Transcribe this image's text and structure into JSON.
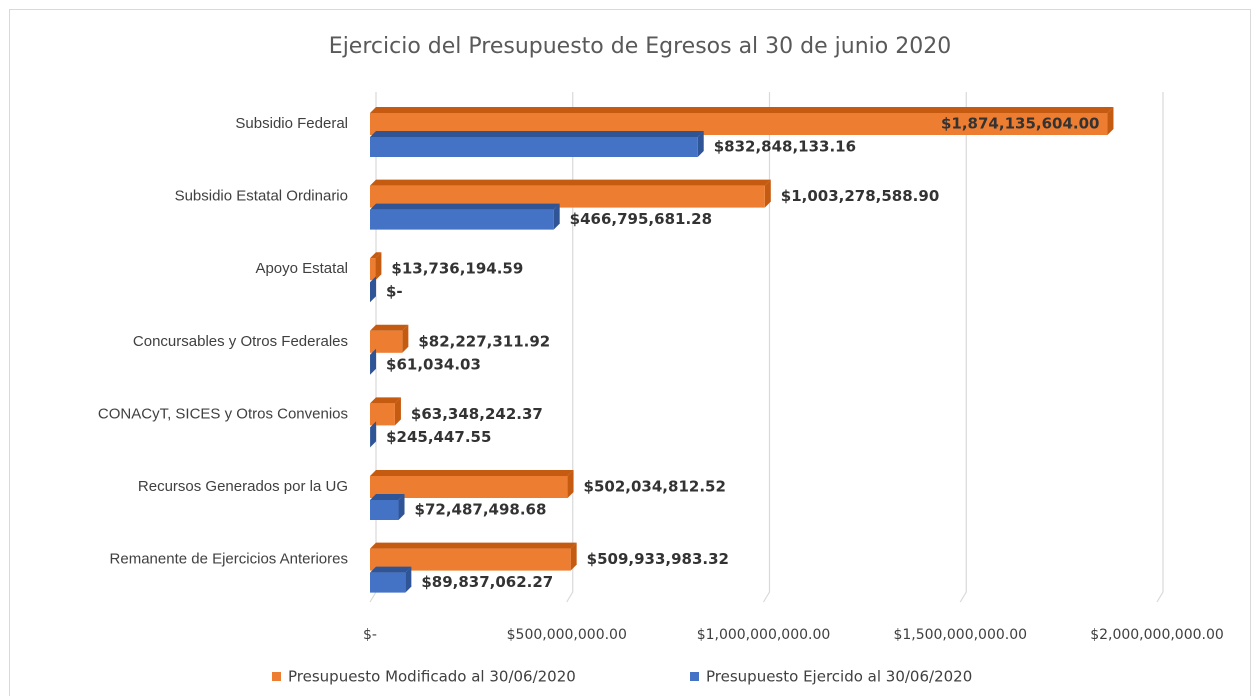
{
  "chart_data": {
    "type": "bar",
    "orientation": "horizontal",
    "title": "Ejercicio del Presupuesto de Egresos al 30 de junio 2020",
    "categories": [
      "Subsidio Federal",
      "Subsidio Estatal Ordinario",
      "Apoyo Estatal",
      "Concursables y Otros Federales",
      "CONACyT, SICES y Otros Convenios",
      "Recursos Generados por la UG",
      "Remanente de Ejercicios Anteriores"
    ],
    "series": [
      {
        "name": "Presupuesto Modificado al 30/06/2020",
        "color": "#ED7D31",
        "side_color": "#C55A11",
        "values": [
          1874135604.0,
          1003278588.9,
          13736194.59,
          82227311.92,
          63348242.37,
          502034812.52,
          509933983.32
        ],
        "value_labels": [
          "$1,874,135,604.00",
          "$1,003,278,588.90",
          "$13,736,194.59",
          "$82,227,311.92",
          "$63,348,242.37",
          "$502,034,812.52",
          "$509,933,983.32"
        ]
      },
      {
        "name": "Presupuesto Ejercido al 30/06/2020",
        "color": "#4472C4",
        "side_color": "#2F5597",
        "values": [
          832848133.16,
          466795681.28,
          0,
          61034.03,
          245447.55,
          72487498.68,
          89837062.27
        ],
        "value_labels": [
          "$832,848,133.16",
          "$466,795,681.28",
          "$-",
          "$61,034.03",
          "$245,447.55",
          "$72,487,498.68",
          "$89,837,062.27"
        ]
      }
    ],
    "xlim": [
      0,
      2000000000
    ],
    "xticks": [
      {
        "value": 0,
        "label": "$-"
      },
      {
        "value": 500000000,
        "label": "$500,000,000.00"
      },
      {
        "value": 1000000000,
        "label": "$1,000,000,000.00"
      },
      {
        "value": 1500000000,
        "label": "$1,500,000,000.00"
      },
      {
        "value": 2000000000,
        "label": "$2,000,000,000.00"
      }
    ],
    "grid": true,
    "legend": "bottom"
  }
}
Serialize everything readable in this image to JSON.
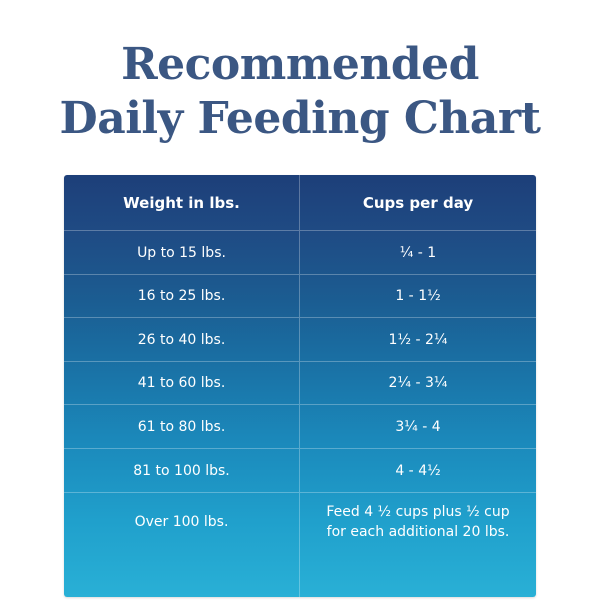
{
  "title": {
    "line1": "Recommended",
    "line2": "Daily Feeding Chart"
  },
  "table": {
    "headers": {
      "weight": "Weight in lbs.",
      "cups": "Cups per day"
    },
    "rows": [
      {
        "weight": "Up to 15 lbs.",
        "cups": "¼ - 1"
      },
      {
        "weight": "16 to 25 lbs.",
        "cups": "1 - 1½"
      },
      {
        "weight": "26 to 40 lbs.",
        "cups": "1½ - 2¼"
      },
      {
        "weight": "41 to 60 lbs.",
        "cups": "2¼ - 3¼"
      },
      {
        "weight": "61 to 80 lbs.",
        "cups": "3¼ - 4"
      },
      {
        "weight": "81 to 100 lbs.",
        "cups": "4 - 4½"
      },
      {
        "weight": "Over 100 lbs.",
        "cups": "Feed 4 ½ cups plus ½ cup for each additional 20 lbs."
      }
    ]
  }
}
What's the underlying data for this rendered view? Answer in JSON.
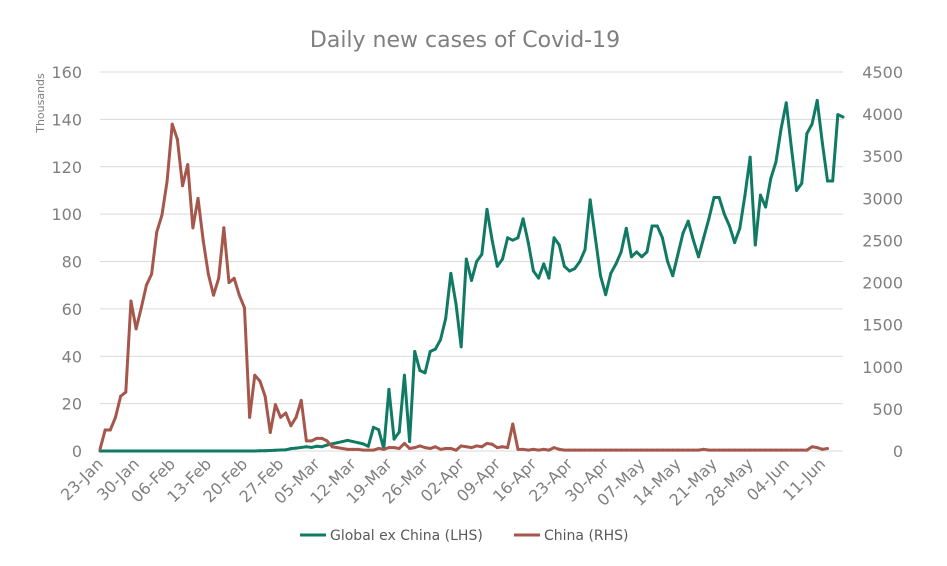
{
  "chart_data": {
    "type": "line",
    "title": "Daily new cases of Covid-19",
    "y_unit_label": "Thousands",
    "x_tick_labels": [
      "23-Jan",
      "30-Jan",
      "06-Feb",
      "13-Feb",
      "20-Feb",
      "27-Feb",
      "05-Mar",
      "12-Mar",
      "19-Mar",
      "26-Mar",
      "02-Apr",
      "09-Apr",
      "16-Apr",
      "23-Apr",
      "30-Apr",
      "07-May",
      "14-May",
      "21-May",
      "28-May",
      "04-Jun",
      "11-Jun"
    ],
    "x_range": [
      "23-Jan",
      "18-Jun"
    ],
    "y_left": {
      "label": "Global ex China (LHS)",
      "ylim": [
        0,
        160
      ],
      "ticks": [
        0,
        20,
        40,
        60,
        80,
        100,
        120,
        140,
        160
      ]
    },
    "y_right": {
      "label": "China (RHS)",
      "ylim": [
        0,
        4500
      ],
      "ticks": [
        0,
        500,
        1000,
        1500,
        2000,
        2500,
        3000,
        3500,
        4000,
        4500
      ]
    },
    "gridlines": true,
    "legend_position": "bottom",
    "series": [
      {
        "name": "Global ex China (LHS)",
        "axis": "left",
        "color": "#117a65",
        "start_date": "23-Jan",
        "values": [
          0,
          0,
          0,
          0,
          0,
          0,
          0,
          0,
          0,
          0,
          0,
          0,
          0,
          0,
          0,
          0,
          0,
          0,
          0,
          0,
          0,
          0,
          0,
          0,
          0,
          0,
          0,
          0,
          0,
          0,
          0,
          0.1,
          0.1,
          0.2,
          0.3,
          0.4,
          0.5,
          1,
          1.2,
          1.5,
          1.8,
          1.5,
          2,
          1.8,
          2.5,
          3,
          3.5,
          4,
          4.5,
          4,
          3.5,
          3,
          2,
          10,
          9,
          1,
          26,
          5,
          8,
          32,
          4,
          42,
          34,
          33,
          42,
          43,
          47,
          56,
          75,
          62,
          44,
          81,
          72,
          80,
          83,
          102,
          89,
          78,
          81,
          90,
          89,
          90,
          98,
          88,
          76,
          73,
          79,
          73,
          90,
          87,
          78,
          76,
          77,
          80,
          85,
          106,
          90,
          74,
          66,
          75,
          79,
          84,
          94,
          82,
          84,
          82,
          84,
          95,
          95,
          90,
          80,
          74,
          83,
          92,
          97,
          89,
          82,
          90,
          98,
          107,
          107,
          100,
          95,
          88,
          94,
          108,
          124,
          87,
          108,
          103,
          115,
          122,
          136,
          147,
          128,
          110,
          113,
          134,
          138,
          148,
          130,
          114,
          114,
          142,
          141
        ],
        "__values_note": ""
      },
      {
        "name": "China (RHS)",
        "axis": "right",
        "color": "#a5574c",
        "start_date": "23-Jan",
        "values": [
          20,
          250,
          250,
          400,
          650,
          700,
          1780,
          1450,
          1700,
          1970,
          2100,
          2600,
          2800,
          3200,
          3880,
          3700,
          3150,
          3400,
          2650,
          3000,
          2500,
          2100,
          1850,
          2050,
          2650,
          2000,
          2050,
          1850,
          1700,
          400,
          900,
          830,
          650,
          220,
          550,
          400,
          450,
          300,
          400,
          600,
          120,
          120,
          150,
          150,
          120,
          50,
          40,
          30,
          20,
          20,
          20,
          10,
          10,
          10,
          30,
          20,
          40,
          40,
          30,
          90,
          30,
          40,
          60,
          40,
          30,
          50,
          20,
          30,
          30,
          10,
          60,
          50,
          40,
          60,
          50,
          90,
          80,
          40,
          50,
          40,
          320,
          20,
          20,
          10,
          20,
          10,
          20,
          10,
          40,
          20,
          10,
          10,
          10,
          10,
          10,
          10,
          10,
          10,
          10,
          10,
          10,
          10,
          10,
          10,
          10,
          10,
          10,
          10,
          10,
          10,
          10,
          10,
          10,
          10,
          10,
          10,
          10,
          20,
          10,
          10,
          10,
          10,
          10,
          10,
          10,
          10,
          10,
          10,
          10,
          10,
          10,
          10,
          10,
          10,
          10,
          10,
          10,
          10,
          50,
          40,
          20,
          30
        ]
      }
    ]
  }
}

***

*WHAT YOU WILL DO*.
Copy each line of the records precisely and drop any images they hold.

*OUTPUT FOR THIS TASK*.
Transcribe this image's text and structure into JSON.
{
  "chart_data": {
    "type": "bar",
    "orientation": "horizontal",
    "title": "Ejercicio del Presupuesto de Egresos al 30 de junio 2020",
    "categories": [
      "Subsidio Federal",
      "Subsidio Estatal Ordinario",
      "Apoyo Estatal",
      "Concursables y Otros Federales",
      "CONACyT, SICES y Otros Convenios",
      "Recursos Generados por la UG",
      "Remanente de Ejercicios Anteriores"
    ],
    "series": [
      {
        "name": "Presupuesto Modificado al 30/06/2020",
        "color": "#ED7D31",
        "side_color": "#C55A11",
        "values": [
          1874135604.0,
          1003278588.9,
          13736194.59,
          82227311.92,
          63348242.37,
          502034812.52,
          509933983.32
        ],
        "value_labels": [
          "$1,874,135,604.00",
          "$1,003,278,588.90",
          "$13,736,194.59",
          "$82,227,311.92",
          "$63,348,242.37",
          "$502,034,812.52",
          "$509,933,983.32"
        ]
      },
      {
        "name": "Presupuesto Ejercido al 30/06/2020",
        "color": "#4472C4",
        "side_color": "#2F5597",
        "values": [
          832848133.16,
          466795681.28,
          0,
          61034.03,
          245447.55,
          72487498.68,
          89837062.27
        ],
        "value_labels": [
          "$832,848,133.16",
          "$466,795,681.28",
          "$-",
          "$61,034.03",
          "$245,447.55",
          "$72,487,498.68",
          "$89,837,062.27"
        ]
      }
    ],
    "xlim": [
      0,
      2000000000
    ],
    "xticks": [
      {
        "value": 0,
        "label": "$-"
      },
      {
        "value": 500000000,
        "label": "$500,000,000.00"
      },
      {
        "value": 1000000000,
        "label": "$1,000,000,000.00"
      },
      {
        "value": 1500000000,
        "label": "$1,500,000,000.00"
      },
      {
        "value": 2000000000,
        "label": "$2,000,000,000.00"
      }
    ],
    "grid": true,
    "legend": "bottom"
  }
}
Serialize everything readable in this image to JSON.
{
  "title": {
    "line1": "Recommended",
    "line2": "Daily Feeding Chart"
  },
  "table": {
    "headers": {
      "weight": "Weight in lbs.",
      "cups": "Cups per day"
    },
    "rows": [
      {
        "weight": "Up to 15 lbs.",
        "cups": "¼ - 1"
      },
      {
        "weight": "16 to 25 lbs.",
        "cups": "1 - 1½"
      },
      {
        "weight": "26 to 40 lbs.",
        "cups": "1½ - 2¼"
      },
      {
        "weight": "41 to 60 lbs.",
        "cups": "2¼ - 3¼"
      },
      {
        "weight": "61 to 80 lbs.",
        "cups": "3¼ - 4"
      },
      {
        "weight": "81 to 100 lbs.",
        "cups": "4 - 4½"
      },
      {
        "weight": "Over 100 lbs.",
        "cups": "Feed 4 ½ cups plus ½ cup for each additional 20 lbs."
      }
    ]
  }
}
What's the underlying data for this rendered view? Answer in JSON.
{
  "chart_data": {
    "type": "line",
    "title": "Daily new cases of Covid-19",
    "y_unit_label": "Thousands",
    "x_tick_labels": [
      "23-Jan",
      "30-Jan",
      "06-Feb",
      "13-Feb",
      "20-Feb",
      "27-Feb",
      "05-Mar",
      "12-Mar",
      "19-Mar",
      "26-Mar",
      "02-Apr",
      "09-Apr",
      "16-Apr",
      "23-Apr",
      "30-Apr",
      "07-May",
      "14-May",
      "21-May",
      "28-May",
      "04-Jun",
      "11-Jun"
    ],
    "x_range": [
      "23-Jan",
      "18-Jun"
    ],
    "y_left": {
      "label": "Global ex China (LHS)",
      "ylim": [
        0,
        160
      ],
      "ticks": [
        0,
        20,
        40,
        60,
        80,
        100,
        120,
        140,
        160
      ]
    },
    "y_right": {
      "label": "China (RHS)",
      "ylim": [
        0,
        4500
      ],
      "ticks": [
        0,
        500,
        1000,
        1500,
        2000,
        2500,
        3000,
        3500,
        4000,
        4500
      ]
    },
    "gridlines": true,
    "legend_position": "bottom",
    "series": [
      {
        "name": "Global ex China (LHS)",
        "axis": "left",
        "color": "#117a65",
        "start_date": "23-Jan",
        "values": [
          0,
          0,
          0,
          0,
          0,
          0,
          0,
          0,
          0,
          0,
          0,
          0,
          0,
          0,
          0,
          0,
          0,
          0,
          0,
          0,
          0,
          0,
          0,
          0,
          0,
          0,
          0,
          0,
          0,
          0,
          0,
          0.1,
          0.1,
          0.2,
          0.3,
          0.4,
          0.5,
          1,
          1.2,
          1.5,
          1.8,
          1.5,
          2,
          1.8,
          2.5,
          3,
          3.5,
          4,
          4.5,
          4,
          3.5,
          3,
          2,
          10,
          9,
          1,
          26,
          5,
          8,
          32,
          4,
          42,
          34,
          33,
          42,
          43,
          47,
          56,
          75,
          62,
          44,
          81,
          72,
          80,
          83,
          102,
          89,
          78,
          81,
          90,
          89,
          90,
          98,
          88,
          76,
          73,
          79,
          73,
          90,
          87,
          78,
          76,
          77,
          80,
          85,
          106,
          90,
          74,
          66,
          75,
          79,
          84,
          94,
          82,
          84,
          82,
          84,
          95,
          95,
          90,
          80,
          74,
          83,
          92,
          97,
          89,
          82,
          90,
          98,
          107,
          107,
          100,
          95,
          88,
          94,
          108,
          124,
          87,
          108,
          103,
          115,
          122,
          136,
          147,
          128,
          110,
          113,
          134,
          138,
          148,
          130,
          114,
          114,
          142,
          141
        ],
        "__values_note": ""
      },
      {
        "name": "China (RHS)",
        "axis": "right",
        "color": "#a5574c",
        "start_date": "23-Jan",
        "values": [
          20,
          250,
          250,
          400,
          650,
          700,
          1780,
          1450,
          1700,
          1970,
          2100,
          2600,
          2800,
          3200,
          3880,
          3700,
          3150,
          3400,
          2650,
          3000,
          2500,
          2100,
          1850,
          2050,
          2650,
          2000,
          2050,
          1850,
          1700,
          400,
          900,
          830,
          650,
          220,
          550,
          400,
          450,
          300,
          400,
          600,
          120,
          120,
          150,
          150,
          120,
          50,
          40,
          30,
          20,
          20,
          20,
          10,
          10,
          10,
          30,
          20,
          40,
          40,
          30,
          90,
          30,
          40,
          60,
          40,
          30,
          50,
          20,
          30,
          30,
          10,
          60,
          50,
          40,
          60,
          50,
          90,
          80,
          40,
          50,
          40,
          320,
          20,
          20,
          10,
          20,
          10,
          20,
          10,
          40,
          20,
          10,
          10,
          10,
          10,
          10,
          10,
          10,
          10,
          10,
          10,
          10,
          10,
          10,
          10,
          10,
          10,
          10,
          10,
          10,
          10,
          10,
          10,
          10,
          10,
          10,
          10,
          10,
          20,
          10,
          10,
          10,
          10,
          10,
          10,
          10,
          10,
          10,
          10,
          10,
          10,
          10,
          10,
          10,
          10,
          10,
          10,
          10,
          10,
          50,
          40,
          20,
          30
        ]
      }
    ]
  }
}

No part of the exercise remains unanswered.